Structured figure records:
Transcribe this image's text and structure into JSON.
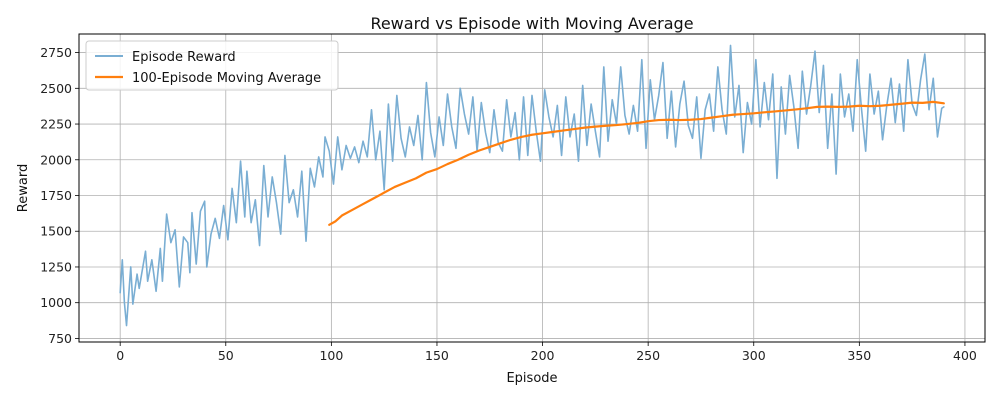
{
  "chart_data": {
    "type": "line",
    "title": "Reward vs Episode with Moving Average",
    "xlabel": "Episode",
    "ylabel": "Reward",
    "xlim": [
      -19.5,
      409.5
    ],
    "ylim": [
      725,
      2880
    ],
    "xticks": [
      0,
      50,
      100,
      150,
      200,
      250,
      300,
      350,
      400
    ],
    "yticks": [
      750,
      1000,
      1250,
      1500,
      1750,
      2000,
      2250,
      2500,
      2750
    ],
    "x_tick_labels": [
      "0",
      "50",
      "100",
      "150",
      "200",
      "250",
      "300",
      "350",
      "400"
    ],
    "y_tick_labels": [
      "750",
      "1000",
      "1250",
      "1500",
      "1750",
      "2000",
      "2250",
      "2500",
      "2750"
    ],
    "grid": true,
    "legend": "top-left",
    "series": [
      {
        "name": "Episode Reward",
        "color": "#7aaed3",
        "anchors": [
          [
            0,
            1070
          ],
          [
            1,
            1300
          ],
          [
            2,
            1000
          ],
          [
            3,
            840
          ],
          [
            5,
            1250
          ],
          [
            6,
            990
          ],
          [
            8,
            1200
          ],
          [
            9,
            1100
          ],
          [
            12,
            1360
          ],
          [
            13,
            1150
          ],
          [
            15,
            1300
          ],
          [
            17,
            1080
          ],
          [
            19,
            1380
          ],
          [
            20,
            1150
          ],
          [
            22,
            1620
          ],
          [
            24,
            1420
          ],
          [
            26,
            1510
          ],
          [
            28,
            1110
          ],
          [
            30,
            1460
          ],
          [
            32,
            1420
          ],
          [
            33,
            1210
          ],
          [
            34,
            1630
          ],
          [
            36,
            1270
          ],
          [
            38,
            1640
          ],
          [
            40,
            1710
          ],
          [
            41,
            1250
          ],
          [
            43,
            1480
          ],
          [
            45,
            1590
          ],
          [
            47,
            1450
          ],
          [
            49,
            1680
          ],
          [
            51,
            1440
          ],
          [
            53,
            1800
          ],
          [
            55,
            1560
          ],
          [
            57,
            1990
          ],
          [
            59,
            1600
          ],
          [
            60,
            1920
          ],
          [
            62,
            1560
          ],
          [
            64,
            1720
          ],
          [
            66,
            1400
          ],
          [
            68,
            1960
          ],
          [
            70,
            1600
          ],
          [
            72,
            1880
          ],
          [
            74,
            1700
          ],
          [
            76,
            1480
          ],
          [
            78,
            2030
          ],
          [
            80,
            1700
          ],
          [
            82,
            1790
          ],
          [
            84,
            1600
          ],
          [
            86,
            1920
          ],
          [
            88,
            1430
          ],
          [
            90,
            1940
          ],
          [
            92,
            1810
          ],
          [
            94,
            2020
          ],
          [
            96,
            1880
          ],
          [
            97,
            2160
          ],
          [
            99,
            2060
          ],
          [
            101,
            1830
          ],
          [
            103,
            2160
          ],
          [
            105,
            1930
          ],
          [
            107,
            2100
          ],
          [
            109,
            2010
          ],
          [
            111,
            2090
          ],
          [
            113,
            1980
          ],
          [
            115,
            2130
          ],
          [
            117,
            2020
          ],
          [
            119,
            2350
          ],
          [
            121,
            2000
          ],
          [
            123,
            2200
          ],
          [
            125,
            1790
          ],
          [
            127,
            2390
          ],
          [
            129,
            1990
          ],
          [
            131,
            2450
          ],
          [
            133,
            2150
          ],
          [
            135,
            2020
          ],
          [
            137,
            2230
          ],
          [
            139,
            2100
          ],
          [
            141,
            2310
          ],
          [
            143,
            2000
          ],
          [
            145,
            2540
          ],
          [
            147,
            2190
          ],
          [
            149,
            2020
          ],
          [
            151,
            2300
          ],
          [
            153,
            2100
          ],
          [
            155,
            2460
          ],
          [
            157,
            2230
          ],
          [
            159,
            2080
          ],
          [
            161,
            2500
          ],
          [
            163,
            2320
          ],
          [
            165,
            2180
          ],
          [
            167,
            2440
          ],
          [
            169,
            2060
          ],
          [
            171,
            2400
          ],
          [
            173,
            2190
          ],
          [
            175,
            2050
          ],
          [
            177,
            2350
          ],
          [
            179,
            2120
          ],
          [
            181,
            2060
          ],
          [
            183,
            2420
          ],
          [
            185,
            2160
          ],
          [
            187,
            2330
          ],
          [
            189,
            2000
          ],
          [
            191,
            2440
          ],
          [
            193,
            2030
          ],
          [
            195,
            2450
          ],
          [
            197,
            2200
          ],
          [
            199,
            1990
          ],
          [
            201,
            2490
          ],
          [
            203,
            2300
          ],
          [
            205,
            2160
          ],
          [
            207,
            2380
          ],
          [
            209,
            2030
          ],
          [
            211,
            2440
          ],
          [
            213,
            2160
          ],
          [
            215,
            2320
          ],
          [
            217,
            1990
          ],
          [
            219,
            2520
          ],
          [
            221,
            2100
          ],
          [
            223,
            2390
          ],
          [
            225,
            2200
          ],
          [
            227,
            2020
          ],
          [
            229,
            2650
          ],
          [
            231,
            2130
          ],
          [
            233,
            2420
          ],
          [
            235,
            2250
          ],
          [
            237,
            2650
          ],
          [
            239,
            2310
          ],
          [
            241,
            2180
          ],
          [
            243,
            2380
          ],
          [
            245,
            2200
          ],
          [
            247,
            2700
          ],
          [
            249,
            2080
          ],
          [
            251,
            2560
          ],
          [
            253,
            2280
          ],
          [
            255,
            2450
          ],
          [
            257,
            2680
          ],
          [
            259,
            2150
          ],
          [
            261,
            2480
          ],
          [
            263,
            2090
          ],
          [
            265,
            2390
          ],
          [
            267,
            2550
          ],
          [
            269,
            2240
          ],
          [
            271,
            2150
          ],
          [
            273,
            2440
          ],
          [
            275,
            2010
          ],
          [
            277,
            2350
          ],
          [
            279,
            2460
          ],
          [
            281,
            2200
          ],
          [
            283,
            2650
          ],
          [
            285,
            2350
          ],
          [
            287,
            2180
          ],
          [
            289,
            2800
          ],
          [
            291,
            2300
          ],
          [
            293,
            2520
          ],
          [
            295,
            2050
          ],
          [
            297,
            2400
          ],
          [
            299,
            2250
          ],
          [
            301,
            2700
          ],
          [
            303,
            2230
          ],
          [
            305,
            2540
          ],
          [
            307,
            2280
          ],
          [
            309,
            2600
          ],
          [
            311,
            1870
          ],
          [
            313,
            2510
          ],
          [
            315,
            2180
          ],
          [
            317,
            2590
          ],
          [
            319,
            2370
          ],
          [
            321,
            2080
          ],
          [
            323,
            2620
          ],
          [
            325,
            2320
          ],
          [
            327,
            2520
          ],
          [
            329,
            2760
          ],
          [
            331,
            2330
          ],
          [
            333,
            2660
          ],
          [
            335,
            2080
          ],
          [
            337,
            2460
          ],
          [
            339,
            1900
          ],
          [
            341,
            2600
          ],
          [
            343,
            2300
          ],
          [
            345,
            2460
          ],
          [
            347,
            2200
          ],
          [
            349,
            2700
          ],
          [
            351,
            2360
          ],
          [
            353,
            2060
          ],
          [
            355,
            2600
          ],
          [
            357,
            2320
          ],
          [
            359,
            2480
          ],
          [
            361,
            2140
          ],
          [
            363,
            2380
          ],
          [
            365,
            2570
          ],
          [
            367,
            2260
          ],
          [
            369,
            2530
          ],
          [
            371,
            2200
          ],
          [
            373,
            2700
          ],
          [
            375,
            2390
          ],
          [
            377,
            2310
          ],
          [
            379,
            2560
          ],
          [
            381,
            2740
          ],
          [
            383,
            2350
          ],
          [
            385,
            2570
          ],
          [
            387,
            2160
          ],
          [
            389,
            2360
          ],
          [
            390,
            2370
          ]
        ]
      },
      {
        "name": "100-Episode Moving Average",
        "color": "#ff7f0e",
        "anchors": [
          [
            99,
            1545
          ],
          [
            102,
            1570
          ],
          [
            105,
            1610
          ],
          [
            110,
            1650
          ],
          [
            115,
            1690
          ],
          [
            120,
            1730
          ],
          [
            125,
            1770
          ],
          [
            130,
            1810
          ],
          [
            135,
            1840
          ],
          [
            140,
            1870
          ],
          [
            145,
            1910
          ],
          [
            150,
            1935
          ],
          [
            155,
            1970
          ],
          [
            160,
            2000
          ],
          [
            165,
            2035
          ],
          [
            170,
            2065
          ],
          [
            175,
            2090
          ],
          [
            180,
            2115
          ],
          [
            185,
            2140
          ],
          [
            190,
            2160
          ],
          [
            195,
            2175
          ],
          [
            200,
            2185
          ],
          [
            205,
            2195
          ],
          [
            210,
            2205
          ],
          [
            215,
            2215
          ],
          [
            220,
            2225
          ],
          [
            225,
            2232
          ],
          [
            230,
            2238
          ],
          [
            235,
            2243
          ],
          [
            240,
            2250
          ],
          [
            245,
            2258
          ],
          [
            250,
            2270
          ],
          [
            255,
            2278
          ],
          [
            260,
            2280
          ],
          [
            265,
            2278
          ],
          [
            270,
            2280
          ],
          [
            275,
            2285
          ],
          [
            280,
            2295
          ],
          [
            285,
            2305
          ],
          [
            290,
            2315
          ],
          [
            295,
            2320
          ],
          [
            300,
            2325
          ],
          [
            305,
            2332
          ],
          [
            310,
            2338
          ],
          [
            315,
            2345
          ],
          [
            320,
            2352
          ],
          [
            325,
            2360
          ],
          [
            330,
            2370
          ],
          [
            335,
            2372
          ],
          [
            340,
            2370
          ],
          [
            345,
            2372
          ],
          [
            350,
            2378
          ],
          [
            355,
            2375
          ],
          [
            360,
            2378
          ],
          [
            365,
            2385
          ],
          [
            370,
            2392
          ],
          [
            375,
            2400
          ],
          [
            380,
            2398
          ],
          [
            385,
            2405
          ],
          [
            390,
            2395
          ]
        ]
      }
    ]
  }
}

### WHAT TO WORK ON:
Gather all lines from the records above in which "Episode" appears.

### WRITTEN RESPONSE:
    "title": "Reward vs Episode with Moving Average",
    "xlabel": "Episode",
        "name": "Episode Reward",
        "name": "100-Episode Moving Average",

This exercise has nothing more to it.